For each line below that contains the string "likes", copy that line.

** BEGIN **

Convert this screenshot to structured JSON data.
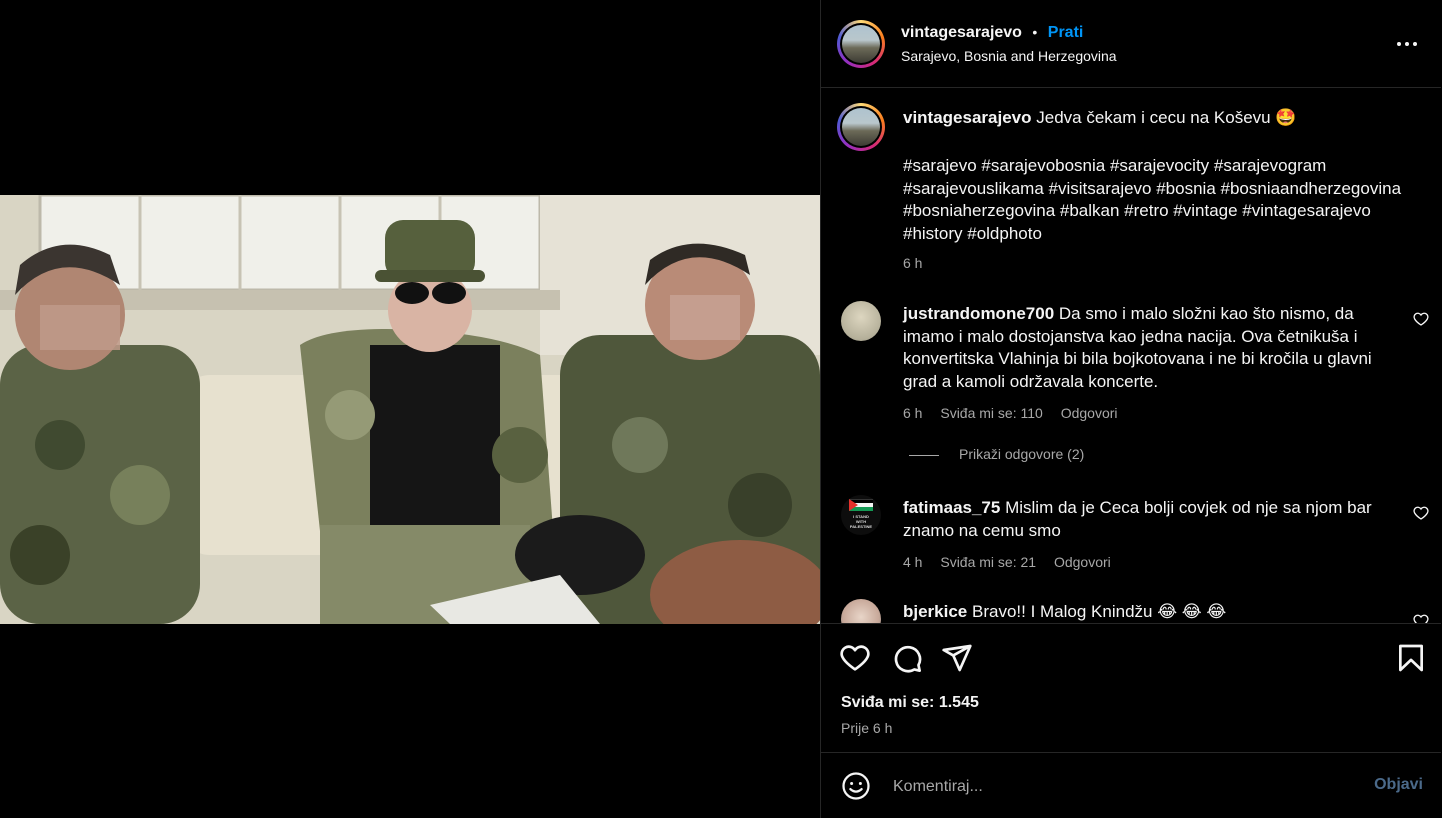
{
  "post_header": {
    "username": "vintagesarajevo",
    "separator": "•",
    "follow_label": "Prati",
    "location": "Sarajevo, Bosnia and Herzegovina"
  },
  "caption": {
    "username": "vintagesarajevo",
    "text": "Jedva čekam i cecu na Koševu 🤩",
    "hashtags": "#sarajevo #sarajevobosnia #sarajevocity #sarajevogram #sarajevouslikama #visitsarajevo #bosnia #bosniaandherzegovina #bosniaherzegovina #balkan #retro #vintage #vintagesarajevo #history #oldphoto",
    "time": "6 h"
  },
  "comments": [
    {
      "username": "justrandomone700",
      "text": "Da smo i malo složni kao što nismo, da imamo i malo dostojanstva kao jedna nacija. Ova četnikuša i konvertitska Vlahinja bi bila bojkotovana i ne bi kročila u glavni grad a kamoli održavala koncerte.",
      "time": "6 h",
      "likes": "Sviđa mi se: 110",
      "reply": "Odgovori"
    },
    {
      "username": "fatimaas_75",
      "text": "Mislim da je Ceca bolji covjek od nje sa njom bar znamo na cemu smo",
      "time": "4 h",
      "likes": "Sviđa mi se: 21",
      "reply": "Odgovori",
      "avatar_text": [
        "I STAND",
        "WITH",
        "PALESTINE"
      ]
    },
    {
      "username": "bjerkice",
      "text": "Bravo!! I Malog Knindžu 😂 😂 😂"
    }
  ],
  "view_replies": "Prikaži odgovore (2)",
  "actions": {
    "likes": "Sviđa mi se: 1.545",
    "time": "Prije 6 h"
  },
  "composer": {
    "placeholder": "Komentiraj...",
    "post_label": "Objavi"
  },
  "colors": {
    "accent": "#0095f6",
    "background": "#000000",
    "muted_text": "#a8a8a8"
  }
}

** END **

## SOLUTION TO THE PROBLEM
      "likes": "Sviđa mi se: 110",
      "likes": "Sviđa mi se: 21",
    "likes": "Sviđa mi se: 1.545",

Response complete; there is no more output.